• _THE PROBLEM_
Locate the lines that hold the string "page". Copy every such line.

• _MATERIAL_
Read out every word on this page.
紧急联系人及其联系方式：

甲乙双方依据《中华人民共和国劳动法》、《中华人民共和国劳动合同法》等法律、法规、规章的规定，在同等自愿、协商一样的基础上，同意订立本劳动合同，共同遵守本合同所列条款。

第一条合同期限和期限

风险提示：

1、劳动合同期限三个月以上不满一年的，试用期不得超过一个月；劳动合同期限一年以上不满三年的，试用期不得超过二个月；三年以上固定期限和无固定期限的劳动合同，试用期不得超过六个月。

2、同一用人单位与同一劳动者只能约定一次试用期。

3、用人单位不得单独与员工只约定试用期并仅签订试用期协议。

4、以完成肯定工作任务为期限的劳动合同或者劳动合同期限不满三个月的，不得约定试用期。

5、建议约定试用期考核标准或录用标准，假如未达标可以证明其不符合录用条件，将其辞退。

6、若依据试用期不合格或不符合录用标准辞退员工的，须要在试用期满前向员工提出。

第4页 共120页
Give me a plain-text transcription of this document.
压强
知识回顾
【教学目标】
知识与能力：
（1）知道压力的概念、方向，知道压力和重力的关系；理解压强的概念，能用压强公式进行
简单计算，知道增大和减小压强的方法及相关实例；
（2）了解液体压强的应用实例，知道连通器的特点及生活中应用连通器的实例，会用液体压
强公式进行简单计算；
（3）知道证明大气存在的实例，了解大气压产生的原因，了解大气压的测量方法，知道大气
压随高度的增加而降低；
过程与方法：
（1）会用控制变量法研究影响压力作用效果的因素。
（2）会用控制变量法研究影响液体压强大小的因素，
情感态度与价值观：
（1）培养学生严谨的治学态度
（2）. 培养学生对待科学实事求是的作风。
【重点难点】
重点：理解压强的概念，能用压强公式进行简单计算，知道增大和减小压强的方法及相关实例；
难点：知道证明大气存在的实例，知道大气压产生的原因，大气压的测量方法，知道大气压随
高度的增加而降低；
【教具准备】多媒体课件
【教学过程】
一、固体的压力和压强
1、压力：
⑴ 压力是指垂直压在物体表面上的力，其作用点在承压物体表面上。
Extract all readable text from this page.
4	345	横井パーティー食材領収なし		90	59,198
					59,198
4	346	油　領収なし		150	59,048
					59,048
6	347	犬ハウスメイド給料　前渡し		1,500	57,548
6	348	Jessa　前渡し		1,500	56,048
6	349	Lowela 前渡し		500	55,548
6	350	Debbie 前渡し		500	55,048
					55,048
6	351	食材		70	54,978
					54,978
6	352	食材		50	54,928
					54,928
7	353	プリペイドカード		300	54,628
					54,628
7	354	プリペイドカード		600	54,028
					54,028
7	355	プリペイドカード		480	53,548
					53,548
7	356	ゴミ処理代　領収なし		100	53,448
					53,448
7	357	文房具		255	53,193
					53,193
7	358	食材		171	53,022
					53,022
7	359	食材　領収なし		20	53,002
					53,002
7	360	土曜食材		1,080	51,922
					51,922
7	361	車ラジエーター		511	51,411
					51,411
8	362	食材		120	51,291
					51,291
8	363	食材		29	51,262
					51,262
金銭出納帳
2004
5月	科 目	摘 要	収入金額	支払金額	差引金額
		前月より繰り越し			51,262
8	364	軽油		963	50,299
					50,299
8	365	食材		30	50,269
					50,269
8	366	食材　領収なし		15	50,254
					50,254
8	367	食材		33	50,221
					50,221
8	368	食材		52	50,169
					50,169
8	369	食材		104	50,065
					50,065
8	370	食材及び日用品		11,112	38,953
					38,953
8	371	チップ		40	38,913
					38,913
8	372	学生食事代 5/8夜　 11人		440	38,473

• _SOLUTION TO THIS PROBLEM_
Read out every word on this page.
Extract all readable text from this page.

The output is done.